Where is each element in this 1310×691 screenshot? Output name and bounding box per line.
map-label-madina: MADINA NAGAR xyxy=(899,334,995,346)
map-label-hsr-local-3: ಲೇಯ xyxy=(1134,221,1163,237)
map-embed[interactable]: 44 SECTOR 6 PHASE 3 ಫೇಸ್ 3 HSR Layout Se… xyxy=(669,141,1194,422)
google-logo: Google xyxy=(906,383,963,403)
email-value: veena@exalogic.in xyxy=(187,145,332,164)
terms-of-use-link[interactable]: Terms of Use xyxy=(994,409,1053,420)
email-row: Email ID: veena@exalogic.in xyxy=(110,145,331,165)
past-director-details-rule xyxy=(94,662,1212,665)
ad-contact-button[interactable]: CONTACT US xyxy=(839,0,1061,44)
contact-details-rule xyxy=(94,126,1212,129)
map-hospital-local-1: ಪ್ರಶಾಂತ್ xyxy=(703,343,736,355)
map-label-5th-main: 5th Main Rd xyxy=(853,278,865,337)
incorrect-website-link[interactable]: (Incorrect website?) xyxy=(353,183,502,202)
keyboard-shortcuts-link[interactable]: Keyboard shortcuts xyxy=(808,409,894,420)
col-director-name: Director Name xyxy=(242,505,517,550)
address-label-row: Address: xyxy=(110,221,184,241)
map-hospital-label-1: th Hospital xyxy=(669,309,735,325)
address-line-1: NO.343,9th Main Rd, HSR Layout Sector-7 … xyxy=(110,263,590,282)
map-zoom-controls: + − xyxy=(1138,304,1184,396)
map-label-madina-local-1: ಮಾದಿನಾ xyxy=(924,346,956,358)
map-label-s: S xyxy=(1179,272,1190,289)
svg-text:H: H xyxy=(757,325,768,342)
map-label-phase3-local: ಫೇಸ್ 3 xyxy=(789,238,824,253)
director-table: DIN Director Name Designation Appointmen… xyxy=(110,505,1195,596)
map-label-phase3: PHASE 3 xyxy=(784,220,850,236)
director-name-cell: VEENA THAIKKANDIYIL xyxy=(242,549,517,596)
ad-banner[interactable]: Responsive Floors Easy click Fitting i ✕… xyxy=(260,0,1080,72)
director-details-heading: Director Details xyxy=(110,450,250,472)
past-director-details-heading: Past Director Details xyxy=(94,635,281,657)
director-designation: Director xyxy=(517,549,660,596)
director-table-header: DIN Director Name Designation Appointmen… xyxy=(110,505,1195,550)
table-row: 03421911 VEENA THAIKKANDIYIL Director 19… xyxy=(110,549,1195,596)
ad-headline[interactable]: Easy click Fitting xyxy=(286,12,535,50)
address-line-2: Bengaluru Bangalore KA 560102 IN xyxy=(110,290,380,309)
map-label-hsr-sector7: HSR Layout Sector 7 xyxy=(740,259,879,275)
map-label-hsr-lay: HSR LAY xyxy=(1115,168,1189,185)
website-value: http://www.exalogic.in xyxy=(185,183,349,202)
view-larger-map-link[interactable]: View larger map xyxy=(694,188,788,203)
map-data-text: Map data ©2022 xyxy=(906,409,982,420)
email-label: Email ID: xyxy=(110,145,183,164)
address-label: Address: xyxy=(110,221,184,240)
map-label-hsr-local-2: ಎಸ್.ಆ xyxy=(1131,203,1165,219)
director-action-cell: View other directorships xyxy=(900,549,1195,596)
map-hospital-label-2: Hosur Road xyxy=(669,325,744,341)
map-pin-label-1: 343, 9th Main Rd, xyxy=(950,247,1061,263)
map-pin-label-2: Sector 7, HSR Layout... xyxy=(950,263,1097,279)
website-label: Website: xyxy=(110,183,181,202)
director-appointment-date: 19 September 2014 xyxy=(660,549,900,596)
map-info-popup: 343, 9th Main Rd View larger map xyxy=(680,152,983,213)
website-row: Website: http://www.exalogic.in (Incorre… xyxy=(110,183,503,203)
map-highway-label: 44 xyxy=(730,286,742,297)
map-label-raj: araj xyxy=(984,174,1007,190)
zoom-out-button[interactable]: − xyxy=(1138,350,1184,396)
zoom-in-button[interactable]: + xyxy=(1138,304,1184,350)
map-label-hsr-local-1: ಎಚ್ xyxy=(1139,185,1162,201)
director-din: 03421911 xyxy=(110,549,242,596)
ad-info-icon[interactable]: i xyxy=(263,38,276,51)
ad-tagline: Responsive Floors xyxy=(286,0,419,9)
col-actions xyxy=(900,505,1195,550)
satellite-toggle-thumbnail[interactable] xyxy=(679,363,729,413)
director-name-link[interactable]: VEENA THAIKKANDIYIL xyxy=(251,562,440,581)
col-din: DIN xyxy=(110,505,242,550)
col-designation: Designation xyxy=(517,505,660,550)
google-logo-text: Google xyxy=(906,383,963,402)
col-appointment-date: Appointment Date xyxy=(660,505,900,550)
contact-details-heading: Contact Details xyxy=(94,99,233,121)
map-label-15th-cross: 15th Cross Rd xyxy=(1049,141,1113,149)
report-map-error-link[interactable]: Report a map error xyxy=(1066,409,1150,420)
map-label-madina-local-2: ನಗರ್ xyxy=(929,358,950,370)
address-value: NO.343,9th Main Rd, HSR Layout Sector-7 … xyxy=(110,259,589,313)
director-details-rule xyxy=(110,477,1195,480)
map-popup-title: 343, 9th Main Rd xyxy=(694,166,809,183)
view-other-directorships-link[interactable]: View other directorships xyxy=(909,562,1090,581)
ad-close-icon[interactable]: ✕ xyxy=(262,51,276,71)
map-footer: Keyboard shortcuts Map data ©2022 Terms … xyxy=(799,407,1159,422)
=======
AIM
Turn the lines above into a Markdown table with two columns, Row and Line: number each line in the Row column, put its text in the Line column, and leave out any blank lines.

TASK ANSWER
| Row | Line |
|---|---|
| 1 | Where is each element in this 1310×691 screenshot? Output name and bounding box per line. |
| 2 | map-label-madina: MADINA NAGAR xyxy=(899,334,995,346) |
| 3 | map-label-hsr-local-3: ಲೇಯ xyxy=(1134,221,1163,237) |
| 4 | map-embed[interactable]: 44 SECTOR 6 PHASE 3 ಫೇಸ್ 3 HSR Layout Se… xyxy=(669,141,1194,422) |
| 5 | google-logo: Google xyxy=(906,383,963,403) |
| 6 | email-value: veena@exalogic.in xyxy=(187,145,332,164) |
| 7 | terms-of-use-link[interactable]: Terms of Use xyxy=(994,409,1053,420) |
| 8 | email-row: Email ID: veena@exalogic.in xyxy=(110,145,331,165) |
| 9 | past-director-details-rule xyxy=(94,662,1212,665) |
| 10 | ad-contact-button[interactable]: CONTACT US xyxy=(839,0,1061,44) |
| 11 | contact-details-rule xyxy=(94,126,1212,129) |
| 12 | map-hospital-local-1: ಪ್ರಶಾಂತ್ xyxy=(703,343,736,355) |
| 13 | map-label-5th-main: 5th Main Rd xyxy=(853,278,865,337) |
| 14 | incorrect-website-link[interactable]: (Incorrect website?) xyxy=(353,183,502,202) |
| 15 | keyboard-shortcuts-link[interactable]: Keyboard shortcuts xyxy=(808,409,894,420) |
| 16 | col-director-name: Director Name xyxy=(242,505,517,550) |
| 17 | address-label-row: Address: xyxy=(110,221,184,241) |
| 18 | map-hospital-label-1: th Hospital xyxy=(669,309,735,325) |
| 19 | address-line-1: NO.343,9th Main Rd, HSR Layout Sector-7 … xyxy=(110,263,590,282) |
| 20 | map-zoom-controls: + − xyxy=(1138,304,1184,396) |
| 21 | map-label-madina-local-1: ಮಾದಿನಾ xyxy=(924,346,956,358) |
| 22 | map-label-s: S xyxy=(1179,272,1190,289) |
| 23 | svg-text:H: H xyxy=(757,325,768,342) |
| 24 | map-label-phase3-local: ಫೇಸ್ 3 xyxy=(789,238,824,253) |
| 25 | director-table: DIN Director Name Designation Appointmen… xyxy=(110,505,1195,596) |
| 26 | map-label-phase3: PHASE 3 xyxy=(784,220,850,236) |
| 27 | director-name-cell: VEENA THAIKKANDIYIL xyxy=(242,549,517,596) |
| 28 | ad-banner[interactable]: Responsive Floors Easy click Fitting i ✕… xyxy=(260,0,1080,72) |
| 29 | director-details-heading: Director Details xyxy=(110,450,250,472) |
| 30 | past-director-details-heading: Past Director Details xyxy=(94,635,281,657) |
| 31 | director-designation: Director xyxy=(517,549,660,596) |
| 32 | director-table-header: DIN Director Name Designation Appointmen… xyxy=(110,505,1195,550) |
| 33 | table-row: 03421911 VEENA THAIKKANDIYIL Director 19… xyxy=(110,549,1195,596) |
| 34 | ad-headline[interactable]: Easy click Fitting xyxy=(286,12,535,50) |
| 35 | address-line-2: Bengaluru Bangalore KA 560102 IN xyxy=(110,290,380,309) |
| 36 | map-label-hsr-sector7: HSR Layout Sector 7 xyxy=(740,259,879,275) |
| 37 | map-label-hsr-lay: HSR LAY xyxy=(1115,168,1189,185) |
| 38 | website-value: http://www.exalogic.in xyxy=(185,183,349,202) |
| 39 | view-larger-map-link[interactable]: View larger map xyxy=(694,188,788,203) |
| 40 | map-data-text: Map data ©2022 xyxy=(906,409,982,420) |
| 41 | email-label: Email ID: xyxy=(110,145,183,164) |
| 42 | address-label: Address: xyxy=(110,221,184,240) |
| 43 | map-label-hsr-local-2: ಎಸ್.ಆ xyxy=(1131,203,1165,219) |
| 44 | director-action-cell: View other directorships xyxy=(900,549,1195,596) |
| 45 | map-hospital-label-2: Hosur Road xyxy=(669,325,744,341) |
| 46 | map-pin-label-1: 343, 9th Main Rd, xyxy=(950,247,1061,263) |
| 47 | map-pin-label-2: Sector 7, HSR Layout... xyxy=(950,263,1097,279) |
| 48 | website-label: Website: xyxy=(110,183,181,202) |
| 49 | director-appointment-date: 19 September 2014 xyxy=(660,549,900,596) |
| 50 | map-info-popup: 343, 9th Main Rd View larger map xyxy=(680,152,983,213) |
| 51 | website-row: Website: http://www.exalogic.in (Incorre… xyxy=(110,183,503,203) |
| 52 | map-highway-label: 44 xyxy=(730,286,742,297) |
| 53 | map-label-raj: araj xyxy=(984,174,1007,190) |
| 54 | zoom-out-button[interactable]: − xyxy=(1138,350,1184,396) |
| 55 | zoom-in-button[interactable]: + xyxy=(1138,304,1184,350) |
| 56 | map-label-hsr-local-1: ಎಚ್ xyxy=(1139,185,1162,201) |
| 57 | director-din: 03421911 xyxy=(110,549,242,596) |
| 58 | ad-info-icon[interactable]: i xyxy=(263,38,276,51) |
| 59 | ad-tagline: Responsive Floors xyxy=(286,0,419,9) |
| 60 | col-actions xyxy=(900,505,1195,550) |
| 61 | satellite-toggle-thumbnail[interactable] xyxy=(679,363,729,413) |
| 62 | director-name-link[interactable]: VEENA THAIKKANDIYIL xyxy=(251,562,440,581) |
| 63 | col-din: DIN xyxy=(110,505,242,550) |
| 64 | col-designation: Designation xyxy=(517,505,660,550) |
| 65 | google-logo-text: Google xyxy=(906,383,963,402) |
| 66 | col-appointment-date: Appointment Date xyxy=(660,505,900,550) |
| 67 | contact-details-heading: Contact Details xyxy=(94,99,233,121) |
| 68 | map-label-15th-cross: 15th Cross Rd xyxy=(1049,141,1113,149) |
| 69 | report-map-error-link[interactable]: Report a map error xyxy=(1066,409,1150,420) |
| 70 | map-label-madina-local-2: ನಗರ್ xyxy=(929,358,950,370) |
| 71 | address-value: NO.343,9th Main Rd, HSR Layout Sector-7 … xyxy=(110,259,589,313) |
| 72 | director-details-rule xyxy=(110,477,1195,480) |
| 73 | map-popup-title: 343, 9th Main Rd xyxy=(694,166,809,183) |
| 74 | view-other-directorships-link[interactable]: View other directorships xyxy=(909,562,1090,581) |
| 75 | ad-close-icon[interactable]: ✕ xyxy=(262,51,276,71) |
| 76 | map-footer: Keyboard shortcuts Map data ©2022 Terms … xyxy=(799,407,1159,422) |